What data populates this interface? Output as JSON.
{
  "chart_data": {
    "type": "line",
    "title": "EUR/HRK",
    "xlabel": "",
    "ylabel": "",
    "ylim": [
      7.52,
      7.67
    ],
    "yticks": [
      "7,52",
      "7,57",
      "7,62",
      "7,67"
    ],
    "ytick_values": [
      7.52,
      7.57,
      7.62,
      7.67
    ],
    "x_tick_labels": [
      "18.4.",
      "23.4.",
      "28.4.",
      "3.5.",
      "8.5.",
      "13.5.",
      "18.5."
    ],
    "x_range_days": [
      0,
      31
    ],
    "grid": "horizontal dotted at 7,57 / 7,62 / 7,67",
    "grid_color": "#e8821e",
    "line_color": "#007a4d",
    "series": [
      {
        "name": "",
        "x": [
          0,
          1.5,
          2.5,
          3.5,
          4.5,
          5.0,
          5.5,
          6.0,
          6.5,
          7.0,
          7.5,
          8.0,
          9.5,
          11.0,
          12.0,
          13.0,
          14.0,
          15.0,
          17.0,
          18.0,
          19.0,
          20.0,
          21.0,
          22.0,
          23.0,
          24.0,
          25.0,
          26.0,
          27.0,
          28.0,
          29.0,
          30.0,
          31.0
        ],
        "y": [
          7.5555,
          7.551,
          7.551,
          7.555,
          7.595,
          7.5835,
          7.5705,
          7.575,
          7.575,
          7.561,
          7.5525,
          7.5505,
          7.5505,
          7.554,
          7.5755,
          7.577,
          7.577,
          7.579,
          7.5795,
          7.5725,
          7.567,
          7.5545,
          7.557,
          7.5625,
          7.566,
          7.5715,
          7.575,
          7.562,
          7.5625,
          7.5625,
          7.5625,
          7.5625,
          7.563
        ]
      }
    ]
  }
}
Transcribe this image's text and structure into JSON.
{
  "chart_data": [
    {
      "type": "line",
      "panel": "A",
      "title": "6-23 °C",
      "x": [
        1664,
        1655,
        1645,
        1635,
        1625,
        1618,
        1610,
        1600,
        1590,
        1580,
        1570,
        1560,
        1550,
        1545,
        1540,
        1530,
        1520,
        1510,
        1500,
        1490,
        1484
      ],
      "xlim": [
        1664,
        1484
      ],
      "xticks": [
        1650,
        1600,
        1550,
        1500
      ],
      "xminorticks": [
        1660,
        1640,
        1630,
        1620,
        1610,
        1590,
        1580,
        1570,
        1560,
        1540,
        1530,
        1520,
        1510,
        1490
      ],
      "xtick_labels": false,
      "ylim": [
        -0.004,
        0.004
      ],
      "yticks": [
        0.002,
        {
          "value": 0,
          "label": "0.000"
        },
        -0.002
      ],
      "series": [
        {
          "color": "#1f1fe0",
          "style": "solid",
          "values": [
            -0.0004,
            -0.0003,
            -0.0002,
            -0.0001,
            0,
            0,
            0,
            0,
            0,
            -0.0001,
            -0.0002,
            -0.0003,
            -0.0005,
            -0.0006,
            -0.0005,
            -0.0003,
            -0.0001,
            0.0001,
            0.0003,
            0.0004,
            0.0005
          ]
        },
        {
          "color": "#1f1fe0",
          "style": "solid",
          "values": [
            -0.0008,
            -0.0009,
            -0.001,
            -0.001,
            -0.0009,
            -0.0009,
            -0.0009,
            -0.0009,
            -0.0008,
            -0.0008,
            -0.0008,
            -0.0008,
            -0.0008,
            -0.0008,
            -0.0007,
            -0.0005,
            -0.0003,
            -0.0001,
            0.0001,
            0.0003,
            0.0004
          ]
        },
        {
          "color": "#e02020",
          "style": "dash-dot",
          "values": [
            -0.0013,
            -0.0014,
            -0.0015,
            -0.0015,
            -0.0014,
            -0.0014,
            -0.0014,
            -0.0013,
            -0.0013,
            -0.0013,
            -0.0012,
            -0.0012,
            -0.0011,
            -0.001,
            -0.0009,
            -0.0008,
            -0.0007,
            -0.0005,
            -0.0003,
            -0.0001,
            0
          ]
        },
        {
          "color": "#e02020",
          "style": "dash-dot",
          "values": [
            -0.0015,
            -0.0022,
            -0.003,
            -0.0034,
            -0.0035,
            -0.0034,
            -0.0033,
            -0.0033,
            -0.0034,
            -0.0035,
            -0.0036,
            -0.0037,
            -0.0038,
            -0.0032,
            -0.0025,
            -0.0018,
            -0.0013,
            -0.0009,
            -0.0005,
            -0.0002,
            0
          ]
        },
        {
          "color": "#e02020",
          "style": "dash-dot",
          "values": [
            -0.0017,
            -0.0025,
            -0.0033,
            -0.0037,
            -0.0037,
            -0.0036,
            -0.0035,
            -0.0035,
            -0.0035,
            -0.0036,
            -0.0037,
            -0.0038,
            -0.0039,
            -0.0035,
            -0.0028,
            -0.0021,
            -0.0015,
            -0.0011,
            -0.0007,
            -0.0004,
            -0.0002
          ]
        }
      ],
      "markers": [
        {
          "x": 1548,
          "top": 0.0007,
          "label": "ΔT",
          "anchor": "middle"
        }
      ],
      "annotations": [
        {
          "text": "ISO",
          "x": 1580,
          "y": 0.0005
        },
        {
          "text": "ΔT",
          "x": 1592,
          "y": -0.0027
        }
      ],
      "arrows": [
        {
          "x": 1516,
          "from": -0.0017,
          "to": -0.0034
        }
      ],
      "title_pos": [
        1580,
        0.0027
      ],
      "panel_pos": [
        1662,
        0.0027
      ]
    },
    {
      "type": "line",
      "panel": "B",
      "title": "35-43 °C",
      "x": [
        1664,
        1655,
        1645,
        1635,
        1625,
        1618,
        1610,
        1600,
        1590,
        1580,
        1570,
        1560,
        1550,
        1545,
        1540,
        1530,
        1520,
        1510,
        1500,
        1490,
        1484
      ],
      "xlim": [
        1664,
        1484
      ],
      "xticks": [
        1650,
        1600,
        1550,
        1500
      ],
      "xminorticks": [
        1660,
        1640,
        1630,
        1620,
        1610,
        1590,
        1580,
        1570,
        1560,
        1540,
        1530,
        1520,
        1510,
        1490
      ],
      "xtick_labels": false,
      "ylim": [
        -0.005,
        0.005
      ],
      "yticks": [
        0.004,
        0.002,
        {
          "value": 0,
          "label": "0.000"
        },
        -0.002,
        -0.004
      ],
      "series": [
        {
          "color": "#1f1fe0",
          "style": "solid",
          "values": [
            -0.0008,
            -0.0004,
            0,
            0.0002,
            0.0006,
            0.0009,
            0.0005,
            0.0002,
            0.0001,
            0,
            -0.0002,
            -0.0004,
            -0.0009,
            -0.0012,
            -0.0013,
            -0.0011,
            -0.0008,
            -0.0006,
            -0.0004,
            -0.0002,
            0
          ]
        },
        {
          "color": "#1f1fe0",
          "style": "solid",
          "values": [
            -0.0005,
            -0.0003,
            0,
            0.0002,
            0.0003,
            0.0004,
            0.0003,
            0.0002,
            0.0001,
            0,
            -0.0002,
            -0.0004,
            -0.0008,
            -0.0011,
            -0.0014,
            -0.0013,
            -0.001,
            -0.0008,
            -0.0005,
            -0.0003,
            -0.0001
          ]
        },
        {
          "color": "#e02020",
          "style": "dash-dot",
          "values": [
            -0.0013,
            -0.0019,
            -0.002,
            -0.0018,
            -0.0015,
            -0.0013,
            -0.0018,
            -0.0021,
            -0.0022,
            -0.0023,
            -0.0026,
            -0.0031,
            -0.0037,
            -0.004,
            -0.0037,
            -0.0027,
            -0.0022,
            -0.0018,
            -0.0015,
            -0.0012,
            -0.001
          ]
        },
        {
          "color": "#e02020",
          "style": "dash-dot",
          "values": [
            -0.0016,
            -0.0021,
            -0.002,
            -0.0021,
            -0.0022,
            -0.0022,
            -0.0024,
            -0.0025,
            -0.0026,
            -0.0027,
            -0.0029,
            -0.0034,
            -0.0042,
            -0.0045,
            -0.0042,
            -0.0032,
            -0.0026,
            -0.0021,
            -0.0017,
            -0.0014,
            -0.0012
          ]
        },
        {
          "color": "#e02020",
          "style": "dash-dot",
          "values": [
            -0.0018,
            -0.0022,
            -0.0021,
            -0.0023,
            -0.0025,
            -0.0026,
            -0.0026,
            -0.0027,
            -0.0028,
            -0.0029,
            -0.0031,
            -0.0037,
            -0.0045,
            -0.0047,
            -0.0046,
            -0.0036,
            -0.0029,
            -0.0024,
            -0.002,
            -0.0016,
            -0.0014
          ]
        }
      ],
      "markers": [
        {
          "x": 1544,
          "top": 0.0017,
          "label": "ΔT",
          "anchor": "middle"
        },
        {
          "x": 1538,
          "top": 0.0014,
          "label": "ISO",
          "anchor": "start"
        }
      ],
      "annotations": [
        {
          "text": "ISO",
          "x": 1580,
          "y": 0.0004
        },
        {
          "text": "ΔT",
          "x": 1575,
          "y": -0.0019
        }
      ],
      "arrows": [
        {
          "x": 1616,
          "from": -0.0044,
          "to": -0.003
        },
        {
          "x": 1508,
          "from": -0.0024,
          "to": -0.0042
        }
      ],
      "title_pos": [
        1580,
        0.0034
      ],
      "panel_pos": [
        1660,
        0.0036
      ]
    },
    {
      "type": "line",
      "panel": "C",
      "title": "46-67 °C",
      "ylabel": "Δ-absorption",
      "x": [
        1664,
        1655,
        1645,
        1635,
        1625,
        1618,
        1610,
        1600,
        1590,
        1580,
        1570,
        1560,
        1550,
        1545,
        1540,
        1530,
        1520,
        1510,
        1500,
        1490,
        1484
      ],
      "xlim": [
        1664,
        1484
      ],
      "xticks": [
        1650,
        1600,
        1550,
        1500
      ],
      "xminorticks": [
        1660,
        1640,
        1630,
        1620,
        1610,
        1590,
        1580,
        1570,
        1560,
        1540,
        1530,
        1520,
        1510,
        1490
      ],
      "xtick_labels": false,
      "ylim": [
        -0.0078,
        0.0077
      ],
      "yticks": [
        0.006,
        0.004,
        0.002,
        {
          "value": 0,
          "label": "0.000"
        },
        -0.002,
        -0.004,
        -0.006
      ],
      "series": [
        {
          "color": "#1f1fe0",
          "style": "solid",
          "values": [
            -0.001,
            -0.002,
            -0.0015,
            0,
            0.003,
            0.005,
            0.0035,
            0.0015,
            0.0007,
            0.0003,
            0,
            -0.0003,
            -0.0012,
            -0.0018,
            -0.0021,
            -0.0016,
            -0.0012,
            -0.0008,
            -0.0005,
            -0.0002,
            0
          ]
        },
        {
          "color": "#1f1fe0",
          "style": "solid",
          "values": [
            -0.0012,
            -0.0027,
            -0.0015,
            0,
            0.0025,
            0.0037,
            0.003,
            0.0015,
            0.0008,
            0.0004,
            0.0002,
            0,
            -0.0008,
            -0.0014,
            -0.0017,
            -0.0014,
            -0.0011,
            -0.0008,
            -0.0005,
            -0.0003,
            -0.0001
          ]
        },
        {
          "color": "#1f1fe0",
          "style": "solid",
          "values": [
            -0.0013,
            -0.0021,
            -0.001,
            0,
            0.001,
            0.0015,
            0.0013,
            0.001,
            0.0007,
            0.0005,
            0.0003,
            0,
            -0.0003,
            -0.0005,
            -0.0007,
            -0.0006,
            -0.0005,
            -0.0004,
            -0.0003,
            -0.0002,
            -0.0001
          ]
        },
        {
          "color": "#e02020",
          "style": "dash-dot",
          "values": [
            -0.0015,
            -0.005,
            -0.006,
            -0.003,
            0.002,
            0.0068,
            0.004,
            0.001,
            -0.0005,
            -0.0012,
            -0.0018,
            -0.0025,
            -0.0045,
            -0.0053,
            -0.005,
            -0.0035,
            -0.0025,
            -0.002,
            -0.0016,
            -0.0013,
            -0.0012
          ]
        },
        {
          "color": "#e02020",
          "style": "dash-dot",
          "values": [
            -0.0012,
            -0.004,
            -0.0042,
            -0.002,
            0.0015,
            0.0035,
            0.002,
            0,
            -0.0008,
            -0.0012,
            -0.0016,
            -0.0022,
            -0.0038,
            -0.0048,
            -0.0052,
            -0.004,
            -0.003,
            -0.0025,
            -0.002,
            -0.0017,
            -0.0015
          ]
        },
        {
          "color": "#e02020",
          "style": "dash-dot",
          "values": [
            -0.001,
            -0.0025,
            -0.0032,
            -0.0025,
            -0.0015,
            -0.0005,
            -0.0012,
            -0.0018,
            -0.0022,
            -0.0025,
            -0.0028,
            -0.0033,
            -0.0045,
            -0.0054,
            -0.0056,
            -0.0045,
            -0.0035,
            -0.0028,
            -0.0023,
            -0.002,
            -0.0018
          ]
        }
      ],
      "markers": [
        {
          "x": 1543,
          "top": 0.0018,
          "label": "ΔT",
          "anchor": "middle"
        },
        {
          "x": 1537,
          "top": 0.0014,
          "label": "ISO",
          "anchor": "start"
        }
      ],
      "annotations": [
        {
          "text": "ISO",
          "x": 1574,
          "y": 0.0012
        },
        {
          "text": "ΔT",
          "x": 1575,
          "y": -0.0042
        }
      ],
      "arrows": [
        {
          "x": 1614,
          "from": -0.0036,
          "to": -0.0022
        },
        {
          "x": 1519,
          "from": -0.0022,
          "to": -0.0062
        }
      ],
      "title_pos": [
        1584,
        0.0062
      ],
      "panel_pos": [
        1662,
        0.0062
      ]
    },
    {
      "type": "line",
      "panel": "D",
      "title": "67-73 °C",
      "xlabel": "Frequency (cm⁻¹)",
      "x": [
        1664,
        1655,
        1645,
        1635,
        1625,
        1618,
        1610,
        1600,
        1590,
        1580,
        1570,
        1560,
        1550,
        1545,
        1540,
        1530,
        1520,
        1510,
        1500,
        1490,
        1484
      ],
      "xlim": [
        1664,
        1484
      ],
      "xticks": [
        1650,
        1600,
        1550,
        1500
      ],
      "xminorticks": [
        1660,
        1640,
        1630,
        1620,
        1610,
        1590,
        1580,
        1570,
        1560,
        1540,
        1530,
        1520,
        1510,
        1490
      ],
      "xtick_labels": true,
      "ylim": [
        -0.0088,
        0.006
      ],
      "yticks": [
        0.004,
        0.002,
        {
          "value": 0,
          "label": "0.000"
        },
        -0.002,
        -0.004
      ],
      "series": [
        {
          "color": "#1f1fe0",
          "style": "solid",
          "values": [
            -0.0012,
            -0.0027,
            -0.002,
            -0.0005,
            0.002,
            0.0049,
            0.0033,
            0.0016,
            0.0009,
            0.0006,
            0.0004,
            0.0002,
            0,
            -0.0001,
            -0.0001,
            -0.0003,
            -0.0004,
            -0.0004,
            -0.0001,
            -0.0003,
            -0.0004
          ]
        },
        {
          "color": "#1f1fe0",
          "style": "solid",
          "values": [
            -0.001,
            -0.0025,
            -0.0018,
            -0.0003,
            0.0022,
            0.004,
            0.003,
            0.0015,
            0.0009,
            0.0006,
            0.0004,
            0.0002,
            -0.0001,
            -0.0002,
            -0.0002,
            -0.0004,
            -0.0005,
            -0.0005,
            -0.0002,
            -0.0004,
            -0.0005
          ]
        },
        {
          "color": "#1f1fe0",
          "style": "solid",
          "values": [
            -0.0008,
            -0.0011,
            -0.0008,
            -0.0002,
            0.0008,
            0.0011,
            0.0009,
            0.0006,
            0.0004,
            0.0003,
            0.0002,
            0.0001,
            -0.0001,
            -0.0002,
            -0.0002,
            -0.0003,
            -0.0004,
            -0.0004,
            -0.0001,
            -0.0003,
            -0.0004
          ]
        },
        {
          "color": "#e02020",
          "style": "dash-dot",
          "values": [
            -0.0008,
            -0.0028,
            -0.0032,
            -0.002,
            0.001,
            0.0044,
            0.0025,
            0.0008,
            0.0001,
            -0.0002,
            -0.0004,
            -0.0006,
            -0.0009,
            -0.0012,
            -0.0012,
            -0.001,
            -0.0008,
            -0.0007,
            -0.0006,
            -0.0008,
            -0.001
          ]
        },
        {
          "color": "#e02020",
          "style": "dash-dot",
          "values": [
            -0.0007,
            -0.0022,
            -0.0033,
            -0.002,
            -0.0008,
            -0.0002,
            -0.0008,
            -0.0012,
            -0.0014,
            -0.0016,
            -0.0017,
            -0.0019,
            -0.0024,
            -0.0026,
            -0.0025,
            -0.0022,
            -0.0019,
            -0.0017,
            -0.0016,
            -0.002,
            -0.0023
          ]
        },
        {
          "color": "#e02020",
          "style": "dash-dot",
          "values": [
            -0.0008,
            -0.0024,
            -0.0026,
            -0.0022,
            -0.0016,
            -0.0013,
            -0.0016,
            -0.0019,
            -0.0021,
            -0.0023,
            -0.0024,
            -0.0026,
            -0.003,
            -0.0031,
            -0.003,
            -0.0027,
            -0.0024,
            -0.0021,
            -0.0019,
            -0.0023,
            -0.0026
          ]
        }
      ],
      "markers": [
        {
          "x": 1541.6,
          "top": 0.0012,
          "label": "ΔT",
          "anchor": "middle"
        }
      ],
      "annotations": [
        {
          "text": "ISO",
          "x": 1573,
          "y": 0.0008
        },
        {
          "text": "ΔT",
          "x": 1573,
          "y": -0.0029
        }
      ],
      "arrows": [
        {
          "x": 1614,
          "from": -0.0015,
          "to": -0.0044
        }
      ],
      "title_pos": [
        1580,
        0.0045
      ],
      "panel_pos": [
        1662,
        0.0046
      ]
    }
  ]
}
● ● ● ●
▶ **To be done**
Copy every line in the entries above that has the string "from" in it.

▶ **Task response**
          "from": -0.0017,
          "from": -0.0044,
          "from": -0.0024,
          "from": -0.0036,
          "from": -0.0022,
          "from": -0.0015,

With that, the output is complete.